Short problem –
What is the number of lines in these entries that contain "septiembre"? State it alone.

▼

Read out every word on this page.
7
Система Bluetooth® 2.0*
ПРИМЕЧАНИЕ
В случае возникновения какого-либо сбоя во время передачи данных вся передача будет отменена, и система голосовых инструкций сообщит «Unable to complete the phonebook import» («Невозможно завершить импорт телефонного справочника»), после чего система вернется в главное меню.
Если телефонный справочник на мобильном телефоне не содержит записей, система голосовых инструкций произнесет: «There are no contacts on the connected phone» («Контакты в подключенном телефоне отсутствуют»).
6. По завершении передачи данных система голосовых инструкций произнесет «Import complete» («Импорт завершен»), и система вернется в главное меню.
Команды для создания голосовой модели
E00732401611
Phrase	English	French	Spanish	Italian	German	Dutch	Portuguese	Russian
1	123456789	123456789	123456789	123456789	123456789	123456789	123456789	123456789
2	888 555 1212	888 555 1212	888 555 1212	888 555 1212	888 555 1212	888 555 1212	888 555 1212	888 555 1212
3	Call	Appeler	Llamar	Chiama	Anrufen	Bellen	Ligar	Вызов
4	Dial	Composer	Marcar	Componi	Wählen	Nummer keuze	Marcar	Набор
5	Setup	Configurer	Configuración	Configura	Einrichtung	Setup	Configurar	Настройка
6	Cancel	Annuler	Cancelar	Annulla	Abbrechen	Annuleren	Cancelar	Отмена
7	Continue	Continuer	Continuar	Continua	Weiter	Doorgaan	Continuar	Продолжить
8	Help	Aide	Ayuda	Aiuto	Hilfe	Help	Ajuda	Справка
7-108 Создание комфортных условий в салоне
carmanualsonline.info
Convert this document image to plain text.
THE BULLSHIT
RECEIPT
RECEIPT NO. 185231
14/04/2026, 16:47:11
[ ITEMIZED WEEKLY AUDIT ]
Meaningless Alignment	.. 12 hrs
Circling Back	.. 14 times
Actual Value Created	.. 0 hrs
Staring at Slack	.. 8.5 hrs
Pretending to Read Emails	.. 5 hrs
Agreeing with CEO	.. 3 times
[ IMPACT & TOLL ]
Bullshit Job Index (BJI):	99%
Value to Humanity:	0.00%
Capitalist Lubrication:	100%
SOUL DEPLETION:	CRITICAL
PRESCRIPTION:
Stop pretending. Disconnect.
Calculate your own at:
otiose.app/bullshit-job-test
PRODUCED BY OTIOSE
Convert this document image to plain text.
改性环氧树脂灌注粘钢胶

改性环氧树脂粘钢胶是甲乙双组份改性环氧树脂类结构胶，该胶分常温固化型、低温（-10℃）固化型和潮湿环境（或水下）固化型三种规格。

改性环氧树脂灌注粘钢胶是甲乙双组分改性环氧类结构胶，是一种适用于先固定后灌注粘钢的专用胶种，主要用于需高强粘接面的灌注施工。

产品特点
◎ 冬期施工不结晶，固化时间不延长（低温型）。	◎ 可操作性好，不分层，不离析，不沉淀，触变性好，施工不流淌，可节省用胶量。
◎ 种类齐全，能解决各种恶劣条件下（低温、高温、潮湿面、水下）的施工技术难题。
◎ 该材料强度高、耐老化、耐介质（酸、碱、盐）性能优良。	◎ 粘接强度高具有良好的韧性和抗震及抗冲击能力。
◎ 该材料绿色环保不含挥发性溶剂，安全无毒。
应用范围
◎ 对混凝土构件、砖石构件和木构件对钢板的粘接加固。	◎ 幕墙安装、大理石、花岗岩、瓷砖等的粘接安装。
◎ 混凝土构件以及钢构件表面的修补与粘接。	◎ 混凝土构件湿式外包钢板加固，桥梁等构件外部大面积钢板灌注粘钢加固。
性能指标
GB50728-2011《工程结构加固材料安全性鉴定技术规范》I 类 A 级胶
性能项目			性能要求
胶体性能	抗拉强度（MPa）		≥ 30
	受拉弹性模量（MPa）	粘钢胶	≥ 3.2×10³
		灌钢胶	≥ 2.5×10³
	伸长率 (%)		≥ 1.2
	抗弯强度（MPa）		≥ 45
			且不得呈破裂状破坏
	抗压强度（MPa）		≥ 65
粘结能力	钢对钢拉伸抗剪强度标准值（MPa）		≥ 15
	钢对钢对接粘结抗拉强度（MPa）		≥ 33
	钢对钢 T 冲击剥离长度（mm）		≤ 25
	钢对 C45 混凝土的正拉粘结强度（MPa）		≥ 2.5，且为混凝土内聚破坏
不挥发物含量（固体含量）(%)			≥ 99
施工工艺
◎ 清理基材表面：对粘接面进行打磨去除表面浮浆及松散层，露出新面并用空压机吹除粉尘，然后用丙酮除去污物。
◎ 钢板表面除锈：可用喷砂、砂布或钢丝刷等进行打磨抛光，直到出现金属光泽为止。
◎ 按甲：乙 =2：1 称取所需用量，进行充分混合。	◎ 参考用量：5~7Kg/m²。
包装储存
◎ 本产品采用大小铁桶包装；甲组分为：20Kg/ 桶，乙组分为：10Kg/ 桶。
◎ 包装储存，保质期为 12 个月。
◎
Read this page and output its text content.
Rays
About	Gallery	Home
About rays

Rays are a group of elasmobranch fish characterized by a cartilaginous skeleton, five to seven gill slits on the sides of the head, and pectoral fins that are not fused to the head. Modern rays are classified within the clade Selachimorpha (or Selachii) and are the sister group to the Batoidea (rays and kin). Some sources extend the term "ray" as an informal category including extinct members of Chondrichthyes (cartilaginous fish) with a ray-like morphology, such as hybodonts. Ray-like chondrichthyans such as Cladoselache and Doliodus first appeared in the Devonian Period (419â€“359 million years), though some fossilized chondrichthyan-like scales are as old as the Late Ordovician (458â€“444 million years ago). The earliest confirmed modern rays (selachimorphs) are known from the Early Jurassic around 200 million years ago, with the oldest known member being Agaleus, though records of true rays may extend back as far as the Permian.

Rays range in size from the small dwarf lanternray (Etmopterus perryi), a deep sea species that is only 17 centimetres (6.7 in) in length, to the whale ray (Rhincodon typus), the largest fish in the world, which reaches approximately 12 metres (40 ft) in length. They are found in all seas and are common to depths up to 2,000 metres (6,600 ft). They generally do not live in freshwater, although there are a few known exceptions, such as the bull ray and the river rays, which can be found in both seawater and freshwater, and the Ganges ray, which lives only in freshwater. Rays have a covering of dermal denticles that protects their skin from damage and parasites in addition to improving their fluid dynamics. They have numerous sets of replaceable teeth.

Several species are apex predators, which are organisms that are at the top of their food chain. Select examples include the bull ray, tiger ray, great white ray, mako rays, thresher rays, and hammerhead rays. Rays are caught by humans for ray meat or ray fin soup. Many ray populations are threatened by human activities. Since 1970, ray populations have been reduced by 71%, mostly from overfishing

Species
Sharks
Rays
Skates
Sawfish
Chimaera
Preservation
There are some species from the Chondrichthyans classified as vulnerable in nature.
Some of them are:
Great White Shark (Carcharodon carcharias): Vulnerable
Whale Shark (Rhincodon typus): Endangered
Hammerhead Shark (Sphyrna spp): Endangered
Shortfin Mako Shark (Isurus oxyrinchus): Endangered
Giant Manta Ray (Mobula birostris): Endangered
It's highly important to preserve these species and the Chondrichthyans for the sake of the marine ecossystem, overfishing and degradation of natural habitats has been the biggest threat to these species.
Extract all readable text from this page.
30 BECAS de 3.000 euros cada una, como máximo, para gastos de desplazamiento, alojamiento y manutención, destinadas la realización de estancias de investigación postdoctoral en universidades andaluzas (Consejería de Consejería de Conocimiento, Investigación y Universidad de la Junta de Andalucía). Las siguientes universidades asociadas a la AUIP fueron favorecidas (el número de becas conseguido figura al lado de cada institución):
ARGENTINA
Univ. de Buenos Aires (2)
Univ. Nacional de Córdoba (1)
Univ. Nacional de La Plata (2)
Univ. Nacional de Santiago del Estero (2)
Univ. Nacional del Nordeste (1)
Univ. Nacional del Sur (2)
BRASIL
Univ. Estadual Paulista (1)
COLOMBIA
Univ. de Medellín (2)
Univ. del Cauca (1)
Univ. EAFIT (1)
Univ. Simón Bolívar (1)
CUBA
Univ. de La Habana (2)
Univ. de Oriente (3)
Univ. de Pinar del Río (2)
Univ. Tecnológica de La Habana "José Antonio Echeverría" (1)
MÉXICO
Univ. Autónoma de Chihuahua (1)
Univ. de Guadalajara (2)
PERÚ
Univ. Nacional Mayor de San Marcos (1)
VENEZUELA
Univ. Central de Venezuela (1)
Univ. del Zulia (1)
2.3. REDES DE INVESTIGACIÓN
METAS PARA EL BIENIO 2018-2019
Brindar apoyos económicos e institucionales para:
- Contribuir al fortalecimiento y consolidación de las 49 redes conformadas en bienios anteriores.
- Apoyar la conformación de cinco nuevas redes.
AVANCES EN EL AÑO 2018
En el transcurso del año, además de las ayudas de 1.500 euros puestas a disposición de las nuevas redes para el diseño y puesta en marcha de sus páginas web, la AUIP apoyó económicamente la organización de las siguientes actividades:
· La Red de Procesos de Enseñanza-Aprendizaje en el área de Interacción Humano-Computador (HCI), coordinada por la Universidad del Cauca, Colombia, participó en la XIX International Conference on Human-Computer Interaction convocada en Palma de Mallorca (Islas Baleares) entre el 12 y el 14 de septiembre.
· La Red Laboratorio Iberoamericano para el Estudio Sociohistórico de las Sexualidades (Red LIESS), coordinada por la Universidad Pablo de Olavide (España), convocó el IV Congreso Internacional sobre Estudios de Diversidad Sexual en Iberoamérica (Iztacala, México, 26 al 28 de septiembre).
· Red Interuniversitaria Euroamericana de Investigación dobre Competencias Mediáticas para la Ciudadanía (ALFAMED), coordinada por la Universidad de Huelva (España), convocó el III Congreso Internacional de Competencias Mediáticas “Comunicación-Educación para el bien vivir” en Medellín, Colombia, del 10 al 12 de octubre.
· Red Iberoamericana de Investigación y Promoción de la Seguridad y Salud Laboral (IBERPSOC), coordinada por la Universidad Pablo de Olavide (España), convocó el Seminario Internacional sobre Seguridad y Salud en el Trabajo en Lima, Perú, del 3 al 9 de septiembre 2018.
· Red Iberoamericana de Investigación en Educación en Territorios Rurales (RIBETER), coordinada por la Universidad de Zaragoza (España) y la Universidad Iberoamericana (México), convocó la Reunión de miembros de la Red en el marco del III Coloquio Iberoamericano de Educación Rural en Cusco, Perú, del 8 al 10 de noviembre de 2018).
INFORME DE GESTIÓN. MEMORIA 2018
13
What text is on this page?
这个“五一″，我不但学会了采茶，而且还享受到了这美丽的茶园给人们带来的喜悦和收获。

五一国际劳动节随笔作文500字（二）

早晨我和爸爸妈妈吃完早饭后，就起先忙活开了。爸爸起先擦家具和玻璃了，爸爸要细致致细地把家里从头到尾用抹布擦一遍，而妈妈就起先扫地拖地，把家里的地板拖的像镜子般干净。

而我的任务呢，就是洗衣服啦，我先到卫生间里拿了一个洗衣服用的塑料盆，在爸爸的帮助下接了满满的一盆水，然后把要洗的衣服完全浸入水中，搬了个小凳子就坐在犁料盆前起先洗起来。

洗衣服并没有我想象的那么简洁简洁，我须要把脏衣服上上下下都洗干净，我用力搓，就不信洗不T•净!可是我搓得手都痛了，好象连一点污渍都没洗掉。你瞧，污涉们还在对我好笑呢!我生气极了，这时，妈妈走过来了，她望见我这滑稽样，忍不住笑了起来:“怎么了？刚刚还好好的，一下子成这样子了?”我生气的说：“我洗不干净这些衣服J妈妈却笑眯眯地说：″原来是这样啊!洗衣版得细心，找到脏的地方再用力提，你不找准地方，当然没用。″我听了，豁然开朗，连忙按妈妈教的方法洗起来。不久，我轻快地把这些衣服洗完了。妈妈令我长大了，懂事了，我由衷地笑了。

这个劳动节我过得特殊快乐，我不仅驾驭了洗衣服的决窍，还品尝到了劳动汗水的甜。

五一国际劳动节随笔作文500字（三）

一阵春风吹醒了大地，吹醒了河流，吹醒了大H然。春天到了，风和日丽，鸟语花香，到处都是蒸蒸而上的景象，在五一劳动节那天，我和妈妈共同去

▲

Solution to the exercise –
3